:: SUPPLIED DATA

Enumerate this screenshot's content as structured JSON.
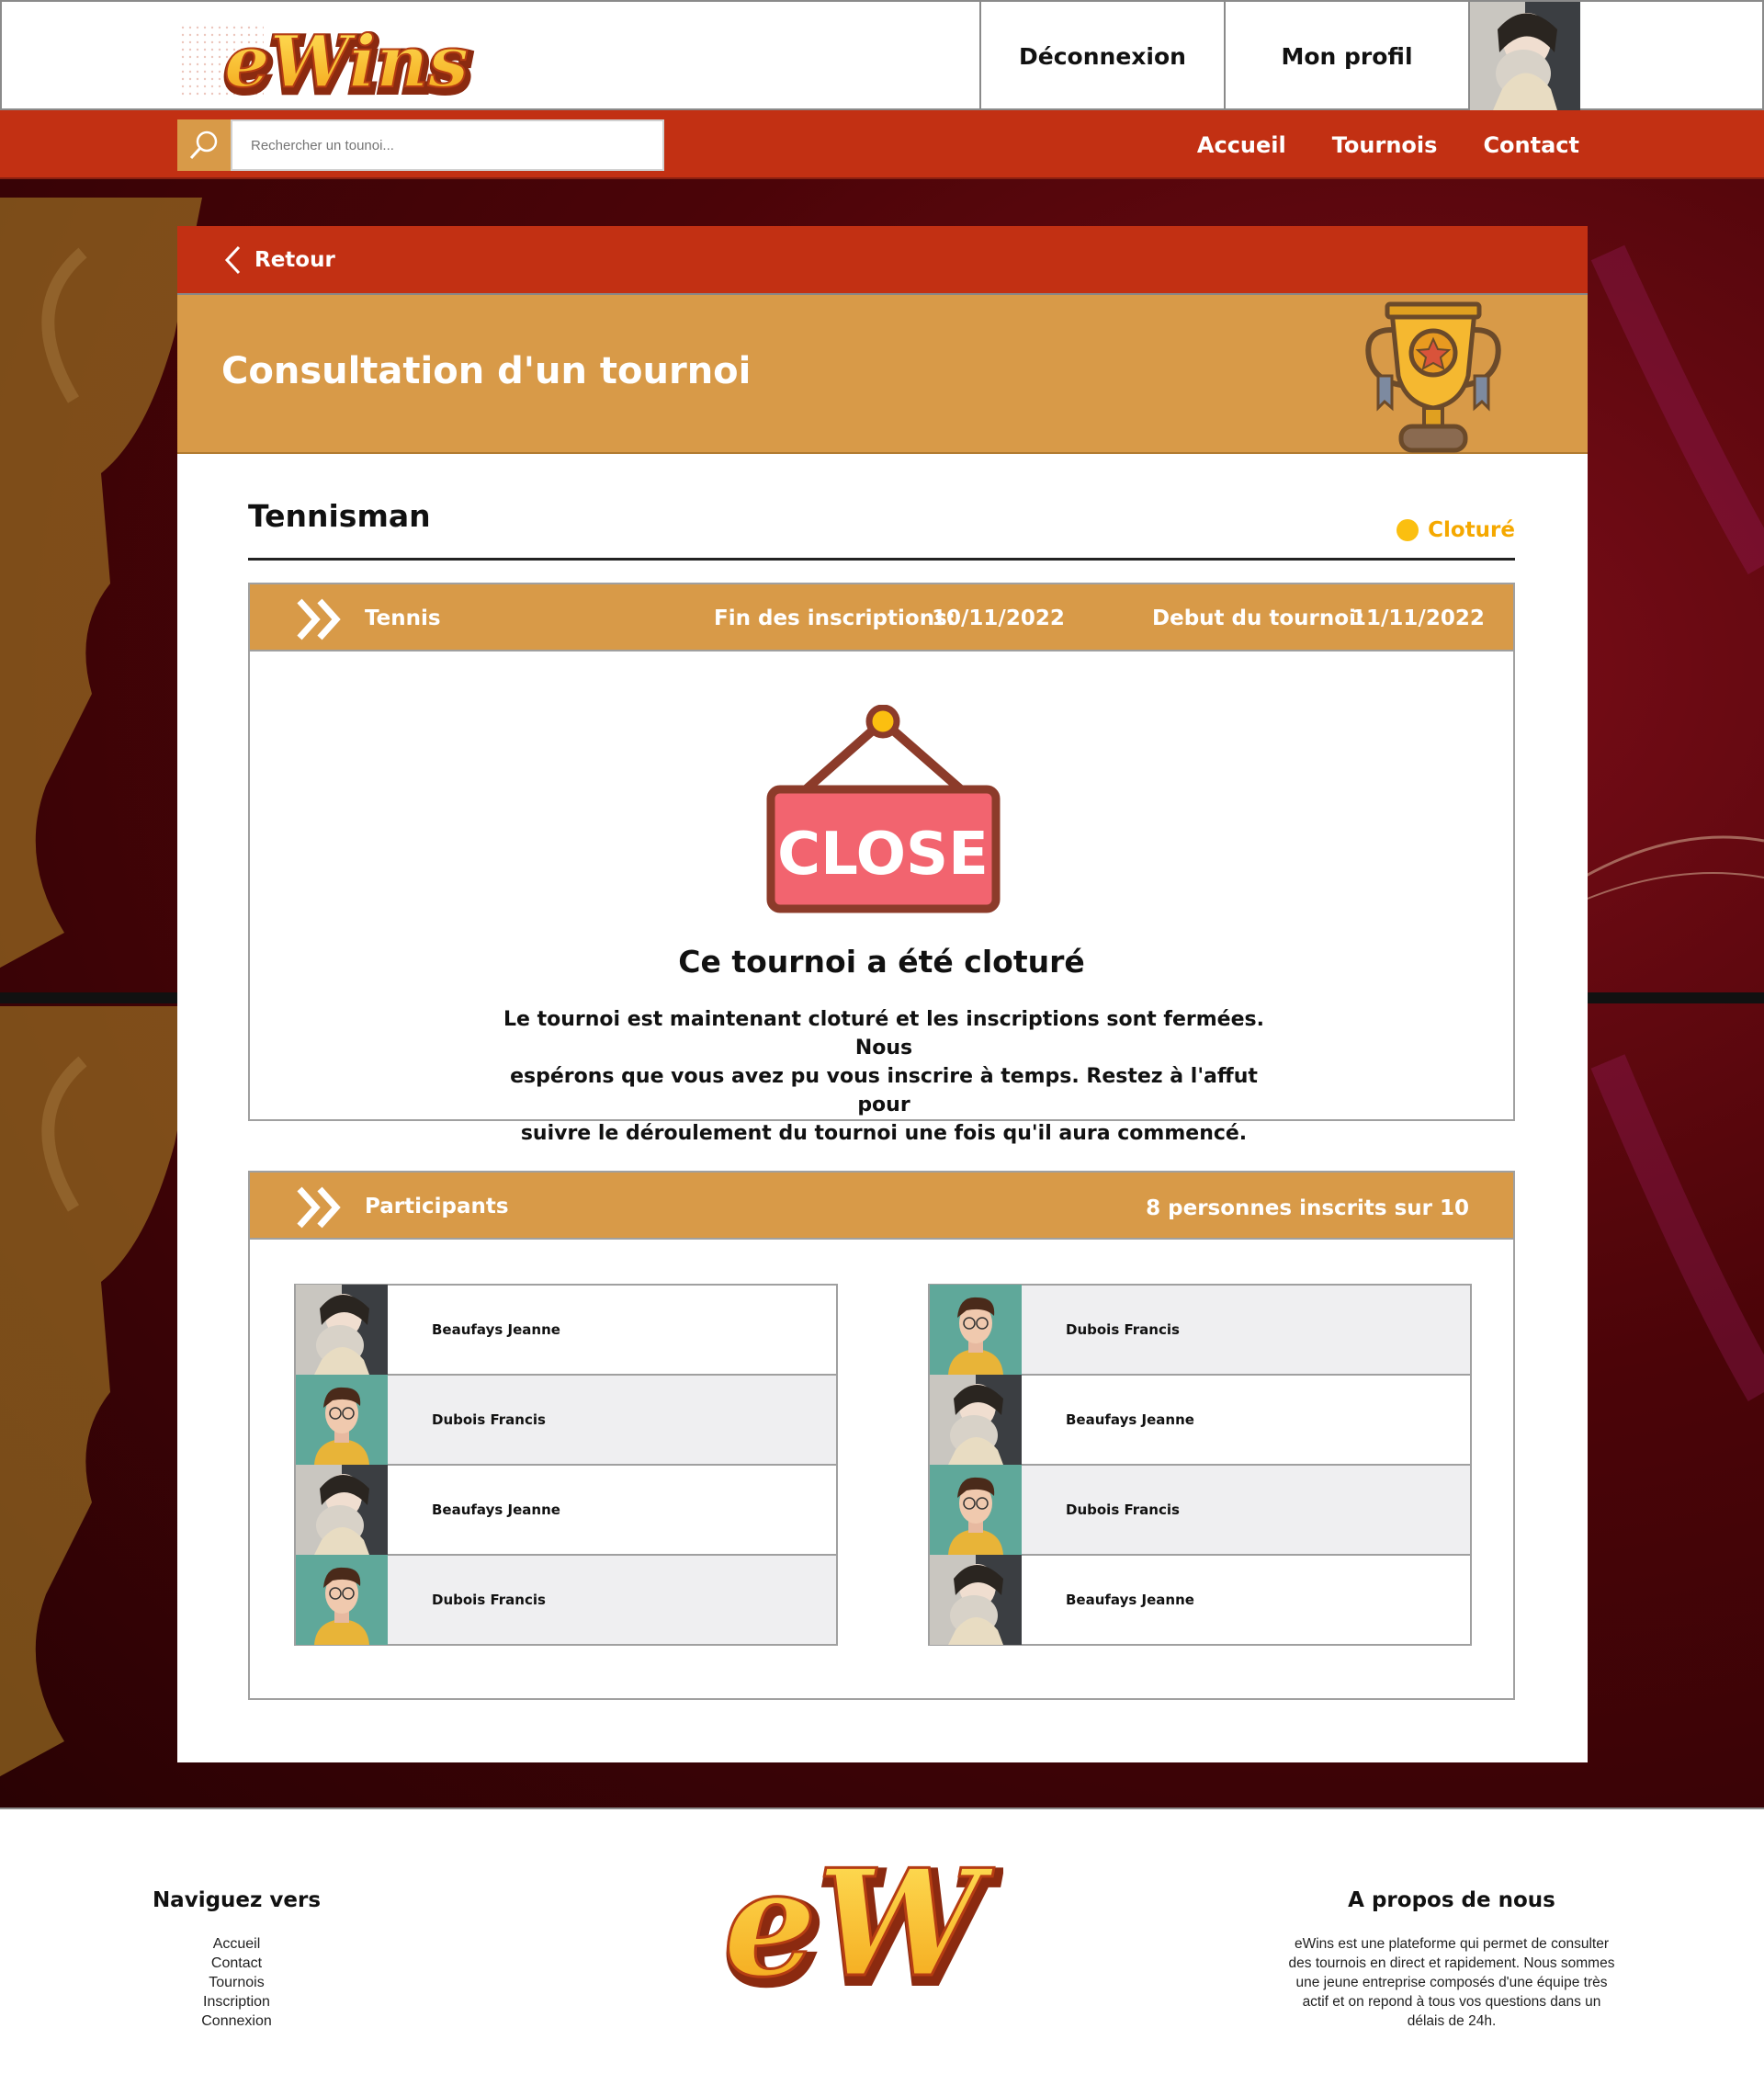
{
  "header": {
    "logo_text": "eWins",
    "logout_label": "Déconnexion",
    "profile_label": "Mon profil",
    "search_placeholder": "Rechercher un tounoi...",
    "nav": [
      "Accueil",
      "Tournois",
      "Contact"
    ]
  },
  "card": {
    "back_label": "Retour",
    "page_title": "Consultation d'un tournoi",
    "tournament_name": "Tennisman",
    "status": "Cloturé",
    "info": {
      "sport": "Tennis",
      "signup_end_label": "Fin des inscriptions:",
      "signup_end_date": "10/11/2022",
      "start_label": "Debut du tournoi:",
      "start_date": "11/11/2022"
    },
    "closed": {
      "sign_text": "CLOSE",
      "title": "Ce tournoi a été cloturé",
      "message_lines": [
        "Le tournoi est maintenant cloturé et les inscriptions sont fermées. Nous",
        "espérons que vous avez pu vous inscrire à temps. Restez à l'affut pour",
        "suivre le déroulement du tournoi une fois qu'il aura commencé."
      ]
    },
    "participants": {
      "title": "Participants",
      "count_text": "8 personnes inscrits sur 10",
      "left": [
        {
          "name": "Beaufays Jeanne",
          "avatar": "woman-cat"
        },
        {
          "name": "Dubois Francis",
          "avatar": "man-glasses"
        },
        {
          "name": "Beaufays Jeanne",
          "avatar": "woman-cat"
        },
        {
          "name": "Dubois Francis",
          "avatar": "man-glasses"
        }
      ],
      "right": [
        {
          "name": "Dubois Francis",
          "avatar": "man-glasses"
        },
        {
          "name": "Beaufays Jeanne",
          "avatar": "woman-cat"
        },
        {
          "name": "Dubois Francis",
          "avatar": "man-glasses"
        },
        {
          "name": "Beaufays Jeanne",
          "avatar": "woman-cat"
        }
      ]
    }
  },
  "footer": {
    "nav_title": "Naviguez vers",
    "nav_links": [
      "Accueil",
      "Contact",
      "Tournois",
      "Inscription",
      "Connexion"
    ],
    "logo_text": "eW",
    "about_title": "A propos de nous",
    "about_lines": [
      "eWins est une plateforme qui permet de consulter",
      "des tournois en direct et rapidement. Nous sommes",
      "une jeune entreprise composés d'une équipe très",
      "actif et on repond à tous vos questions dans un",
      "délais de 24h."
    ]
  },
  "colors": {
    "red": "#c23013",
    "orange": "#d89a48",
    "status_yellow": "#fbbf10"
  }
}
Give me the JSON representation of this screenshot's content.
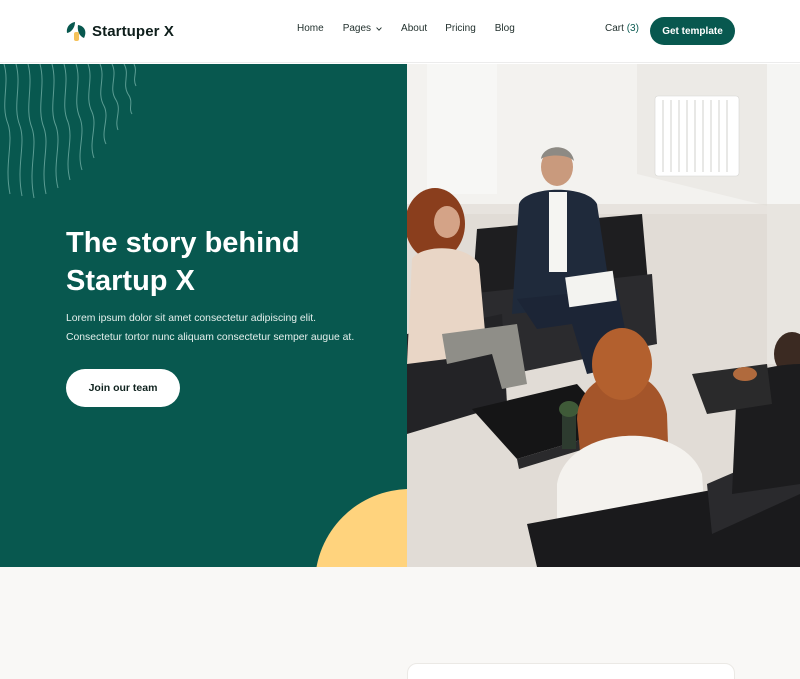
{
  "brand": {
    "name": "Startuper X",
    "colors": {
      "primary": "#08584f",
      "accent": "#ffd37d",
      "logo_leaf": "#f5c25a"
    }
  },
  "nav": {
    "items": [
      {
        "label": "Home"
      },
      {
        "label": "Pages",
        "icon": "chevron-down-icon"
      },
      {
        "label": "About"
      },
      {
        "label": "Pricing"
      },
      {
        "label": "Blog"
      }
    ],
    "cart_label": "Cart",
    "cart_count": "(3)",
    "cta_label": "Get template"
  },
  "hero": {
    "title": "The story behind Startup X",
    "text_line1": "Lorem ipsum dolor sit amet consectetur adipiscing elit.",
    "text_line2": "Consectetur tortor nunc aliquam consectetur semper augue at.",
    "button_label": "Join our team",
    "image_subject": "team-meeting-photo"
  }
}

::::

■ **DIRECTIONS FOR THIS TASK**: Every entry above is to be set down exactly; the pictures are to be left out.

■ **FINISHED ANSWER**:
Enumerate this screenshot's content as structured JSON.
{
  "header": {
    "logo_text": "eWins",
    "logout_label": "Déconnexion",
    "profile_label": "Mon profil",
    "search_placeholder": "Rechercher un tounoi...",
    "nav": [
      "Accueil",
      "Tournois",
      "Contact"
    ]
  },
  "card": {
    "back_label": "Retour",
    "page_title": "Consultation d'un tournoi",
    "tournament_name": "Tennisman",
    "status": "Cloturé",
    "info": {
      "sport": "Tennis",
      "signup_end_label": "Fin des inscriptions:",
      "signup_end_date": "10/11/2022",
      "start_label": "Debut du tournoi:",
      "start_date": "11/11/2022"
    },
    "closed": {
      "sign_text": "CLOSE",
      "title": "Ce tournoi a été cloturé",
      "message_lines": [
        "Le tournoi est maintenant cloturé et les inscriptions sont fermées. Nous",
        "espérons que vous avez pu vous inscrire à temps. Restez à l'affut pour",
        "suivre le déroulement du tournoi une fois qu'il aura commencé."
      ]
    },
    "participants": {
      "title": "Participants",
      "count_text": "8 personnes inscrits sur 10",
      "left": [
        {
          "name": "Beaufays Jeanne",
          "avatar": "woman-cat"
        },
        {
          "name": "Dubois Francis",
          "avatar": "man-glasses"
        },
        {
          "name": "Beaufays Jeanne",
          "avatar": "woman-cat"
        },
        {
          "name": "Dubois Francis",
          "avatar": "man-glasses"
        }
      ],
      "right": [
        {
          "name": "Dubois Francis",
          "avatar": "man-glasses"
        },
        {
          "name": "Beaufays Jeanne",
          "avatar": "woman-cat"
        },
        {
          "name": "Dubois Francis",
          "avatar": "man-glasses"
        },
        {
          "name": "Beaufays Jeanne",
          "avatar": "woman-cat"
        }
      ]
    }
  },
  "footer": {
    "nav_title": "Naviguez vers",
    "nav_links": [
      "Accueil",
      "Contact",
      "Tournois",
      "Inscription",
      "Connexion"
    ],
    "logo_text": "eW",
    "about_title": "A propos de nous",
    "about_lines": [
      "eWins est une plateforme qui permet de consulter",
      "des tournois en direct et rapidement. Nous sommes",
      "une jeune entreprise composés d'une équipe très",
      "actif et on repond à tous vos questions dans un",
      "délais de 24h."
    ]
  },
  "colors": {
    "red": "#c23013",
    "orange": "#d89a48",
    "status_yellow": "#fbbf10"
  }
}
Give me the JSON representation of this screenshot's content.
{
  "brand": {
    "name": "Startuper X",
    "colors": {
      "primary": "#08584f",
      "accent": "#ffd37d",
      "logo_leaf": "#f5c25a"
    }
  },
  "nav": {
    "items": [
      {
        "label": "Home"
      },
      {
        "label": "Pages",
        "icon": "chevron-down-icon"
      },
      {
        "label": "About"
      },
      {
        "label": "Pricing"
      },
      {
        "label": "Blog"
      }
    ],
    "cart_label": "Cart",
    "cart_count": "(3)",
    "cta_label": "Get template"
  },
  "hero": {
    "title": "The story behind Startup X",
    "text_line1": "Lorem ipsum dolor sit amet consectetur adipiscing elit.",
    "text_line2": "Consectetur tortor nunc aliquam consectetur semper augue at.",
    "button_label": "Join our team",
    "image_subject": "team-meeting-photo"
  }
}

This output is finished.